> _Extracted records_

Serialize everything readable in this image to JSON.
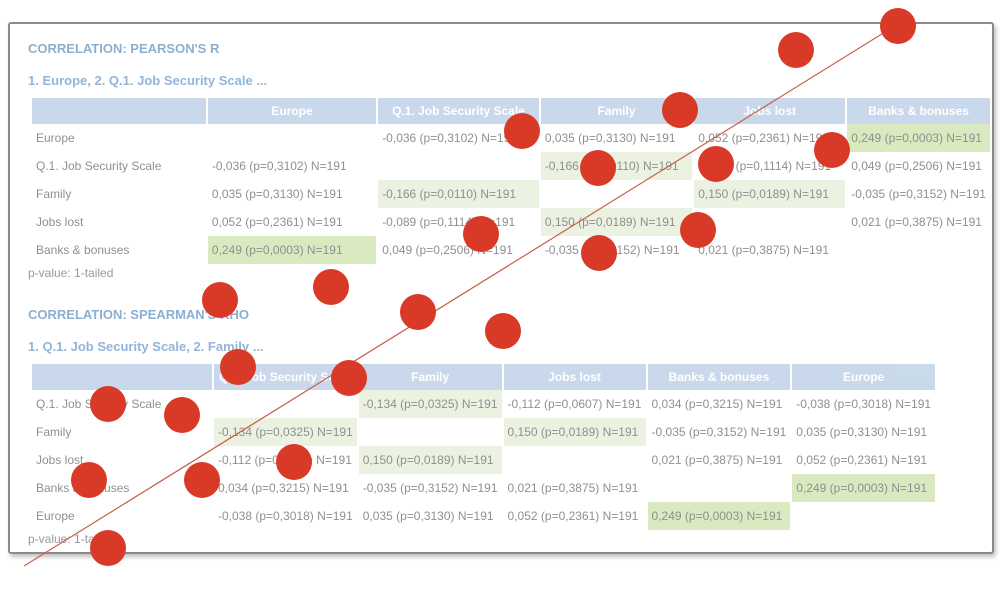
{
  "pearson": {
    "title": "CORRELATION: PEARSON'S R",
    "subtitle": "1. Europe, 2. Q.1. Job Security Scale ...",
    "columns": [
      "Europe",
      "Q.1. Job Security Scale",
      "Family",
      "Jobs lost",
      "Banks & bonuses"
    ],
    "rows": [
      {
        "label": "Europe",
        "cells": [
          "",
          "-0,036 (p=0,3102) N=191",
          "0,035 (p=0,3130) N=191",
          "0,052 (p=0,2361) N=191",
          "0,249 (p=0,0003) N=191"
        ]
      },
      {
        "label": "Q.1. Job Security Scale",
        "cells": [
          "-0,036 (p=0,3102) N=191",
          "",
          "-0,166 (p=0,0110) N=191",
          "-0,089 (p=0,1114) N=191",
          "0,049 (p=0,2506) N=191"
        ]
      },
      {
        "label": "Family",
        "cells": [
          "0,035 (p=0,3130) N=191",
          "-0,166 (p=0,0110) N=191",
          "",
          "0,150 (p=0,0189) N=191",
          "-0,035 (p=0,3152) N=191"
        ]
      },
      {
        "label": "Jobs lost",
        "cells": [
          "0,052 (p=0,2361) N=191",
          "-0,089 (p=0,1114) N=191",
          "0,150 (p=0,0189) N=191",
          "",
          "0,021 (p=0,3875) N=191"
        ]
      },
      {
        "label": "Banks & bonuses",
        "cells": [
          "0,249 (p=0,0003) N=191",
          "0,049 (p=0,2506) N=191",
          "-0,035 (p=0,3152) N=191",
          "0,021 (p=0,3875) N=191",
          ""
        ]
      }
    ],
    "note": "p-value: 1-tailed"
  },
  "spearman": {
    "title": "CORRELATION: SPEARMAN'S RHO",
    "subtitle": "1. Q.1. Job Security Scale, 2. Family ...",
    "columns": [
      "Q.1. Job Security Scale",
      "Family",
      "Jobs lost",
      "Banks & bonuses",
      "Europe"
    ],
    "rows": [
      {
        "label": "Q.1. Job Security Scale",
        "cells": [
          "",
          "-0,134 (p=0,0325) N=191",
          "-0,112 (p=0,0607) N=191",
          "0,034 (p=0,3215) N=191",
          "-0,038 (p=0,3018) N=191"
        ]
      },
      {
        "label": "Family",
        "cells": [
          "-0,134 (p=0,0325) N=191",
          "",
          "0,150 (p=0,0189) N=191",
          "-0,035 (p=0,3152) N=191",
          "0,035 (p=0,3130) N=191"
        ]
      },
      {
        "label": "Jobs lost",
        "cells": [
          "-0,112 (p=0,0607) N=191",
          "0,150 (p=0,0189) N=191",
          "",
          "0,021 (p=0,3875) N=191",
          "0,052 (p=0,2361) N=191"
        ]
      },
      {
        "label": "Banks & bonuses",
        "cells": [
          "0,034 (p=0,3215) N=191",
          "-0,035 (p=0,3152) N=191",
          "0,021 (p=0,3875) N=191",
          "",
          "0,249 (p=0,0003) N=191"
        ]
      },
      {
        "label": "Europe",
        "cells": [
          "-0,038 (p=0,3018) N=191",
          "0,035 (p=0,3130) N=191",
          "0,052 (p=0,2361) N=191",
          "0,249 (p=0,0003) N=191",
          ""
        ]
      }
    ],
    "note": "p-value: 1-tailed"
  },
  "colors": {
    "dot": "#d93a27",
    "line": "#c8604a",
    "highlight_light": "#dde9c9",
    "highlight_strong": "#bcd98e",
    "header": "#9dbbdb"
  }
}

> _PROBLEM TO SOLVE_
Extract every line that has the string "subtitle" in it.

> _WRITTEN RESPONSE_
    "subtitle": "1. Europe, 2. Q.1. Job Security Scale ...",
    "subtitle": "1. Q.1. Job Security Scale, 2. Family ...",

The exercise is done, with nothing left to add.